## Exercise instructions
Each record below is to be reproduced without any change.

*** Entries supplied

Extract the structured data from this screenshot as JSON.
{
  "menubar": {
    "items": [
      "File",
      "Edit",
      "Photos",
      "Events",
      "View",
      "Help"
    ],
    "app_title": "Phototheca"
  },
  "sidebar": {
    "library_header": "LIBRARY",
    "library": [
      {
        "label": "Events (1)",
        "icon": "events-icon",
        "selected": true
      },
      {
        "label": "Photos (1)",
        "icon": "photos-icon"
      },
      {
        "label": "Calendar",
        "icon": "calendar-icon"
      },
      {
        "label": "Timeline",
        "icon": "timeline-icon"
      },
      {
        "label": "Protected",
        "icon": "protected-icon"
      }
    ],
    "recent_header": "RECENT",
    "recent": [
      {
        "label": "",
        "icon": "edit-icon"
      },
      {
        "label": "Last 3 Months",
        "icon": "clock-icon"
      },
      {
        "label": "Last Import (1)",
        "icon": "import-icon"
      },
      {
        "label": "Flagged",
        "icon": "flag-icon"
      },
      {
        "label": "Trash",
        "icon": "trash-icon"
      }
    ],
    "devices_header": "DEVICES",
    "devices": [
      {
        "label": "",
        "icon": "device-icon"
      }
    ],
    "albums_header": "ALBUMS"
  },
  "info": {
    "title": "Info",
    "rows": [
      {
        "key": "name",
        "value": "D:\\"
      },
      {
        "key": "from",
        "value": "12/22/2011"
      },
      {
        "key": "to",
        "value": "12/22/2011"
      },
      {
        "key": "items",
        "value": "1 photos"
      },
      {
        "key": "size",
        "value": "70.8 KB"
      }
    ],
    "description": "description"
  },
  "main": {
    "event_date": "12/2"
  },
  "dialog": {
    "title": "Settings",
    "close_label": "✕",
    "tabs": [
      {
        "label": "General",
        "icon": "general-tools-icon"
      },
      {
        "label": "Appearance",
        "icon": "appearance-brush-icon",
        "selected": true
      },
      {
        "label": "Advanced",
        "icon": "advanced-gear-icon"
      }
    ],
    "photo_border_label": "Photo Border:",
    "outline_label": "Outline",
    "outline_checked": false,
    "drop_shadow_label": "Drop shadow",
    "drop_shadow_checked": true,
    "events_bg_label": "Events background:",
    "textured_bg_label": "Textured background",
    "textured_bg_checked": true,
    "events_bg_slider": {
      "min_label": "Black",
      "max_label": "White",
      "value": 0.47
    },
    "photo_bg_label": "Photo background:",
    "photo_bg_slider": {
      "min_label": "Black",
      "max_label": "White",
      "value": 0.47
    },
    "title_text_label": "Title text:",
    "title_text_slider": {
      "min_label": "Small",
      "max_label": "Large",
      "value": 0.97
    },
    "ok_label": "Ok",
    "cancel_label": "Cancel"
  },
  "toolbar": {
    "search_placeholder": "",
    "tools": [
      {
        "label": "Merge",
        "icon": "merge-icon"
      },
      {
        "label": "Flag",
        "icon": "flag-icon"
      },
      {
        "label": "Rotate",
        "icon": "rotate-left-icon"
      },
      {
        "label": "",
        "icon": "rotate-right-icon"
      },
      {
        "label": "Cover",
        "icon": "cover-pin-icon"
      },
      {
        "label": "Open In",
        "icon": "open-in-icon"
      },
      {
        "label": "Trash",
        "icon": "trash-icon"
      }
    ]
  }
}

******

## Exercise output
Extract the structured data from this screenshot as JSON.
{
  "menubar": {
    "items": [
      "File",
      "Edit",
      "Photos",
      "Events",
      "View",
      "Help"
    ],
    "app_title": "Phototheca"
  },
  "sidebar": {
    "library_header": "LIBRARY",
    "library": [
      {
        "label": "Events (1)",
        "icon": "events-icon",
        "selected": true
      },
      {
        "label": "Photos (1)",
        "icon": "photos-icon"
      },
      {
        "label": "Calendar",
        "icon": "calendar-icon"
      },
      {
        "label": "Timeline",
        "icon": "timeline-icon"
      },
      {
        "label": "Protected",
        "icon": "protected-icon"
      }
    ],
    "recent_header": "RECENT",
    "recent": [
      {
        "label": "",
        "icon": "edit-icon"
      },
      {
        "label": "Last 3 Months",
        "icon": "clock-icon"
      },
      {
        "label": "Last Import (1)",
        "icon": "import-icon"
      },
      {
        "label": "Flagged",
        "icon": "flag-icon"
      },
      {
        "label": "Trash",
        "icon": "trash-icon"
      }
    ],
    "devices_header": "DEVICES",
    "devices": [
      {
        "label": "",
        "icon": "device-icon"
      }
    ],
    "albums_header": "ALBUMS"
  },
  "info": {
    "title": "Info",
    "rows": [
      {
        "key": "name",
        "value": "D:\\"
      },
      {
        "key": "from",
        "value": "12/22/2011"
      },
      {
        "key": "to",
        "value": "12/22/2011"
      },
      {
        "key": "items",
        "value": "1 photos"
      },
      {
        "key": "size",
        "value": "70.8 KB"
      }
    ],
    "description": "description"
  },
  "main": {
    "event_date": "12/2"
  },
  "dialog": {
    "title": "Settings",
    "close_label": "✕",
    "tabs": [
      {
        "label": "General",
        "icon": "general-tools-icon"
      },
      {
        "label": "Appearance",
        "icon": "appearance-brush-icon",
        "selected": true
      },
      {
        "label": "Advanced",
        "icon": "advanced-gear-icon"
      }
    ],
    "photo_border_label": "Photo Border:",
    "outline_label": "Outline",
    "outline_checked": false,
    "drop_shadow_label": "Drop shadow",
    "drop_shadow_checked": true,
    "events_bg_label": "Events background:",
    "textured_bg_label": "Textured background",
    "textured_bg_checked": true,
    "events_bg_slider": {
      "min_label": "Black",
      "max_label": "White",
      "value": 0.47
    },
    "photo_bg_label": "Photo background:",
    "photo_bg_slider": {
      "min_label": "Black",
      "max_label": "White",
      "value": 0.47
    },
    "title_text_label": "Title text:",
    "title_text_slider": {
      "min_label": "Small",
      "max_label": "Large",
      "value": 0.97
    },
    "ok_label": "Ok",
    "cancel_label": "Cancel"
  },
  "toolbar": {
    "search_placeholder": "",
    "tools": [
      {
        "label": "Merge",
        "icon": "merge-icon"
      },
      {
        "label": "Flag",
        "icon": "flag-icon"
      },
      {
        "label": "Rotate",
        "icon": "rotate-left-icon"
      },
      {
        "label": "",
        "icon": "rotate-right-icon"
      },
      {
        "label": "Cover",
        "icon": "cover-pin-icon"
      },
      {
        "label": "Open In",
        "icon": "open-in-icon"
      },
      {
        "label": "Trash",
        "icon": "trash-icon"
      }
    ]
  }
}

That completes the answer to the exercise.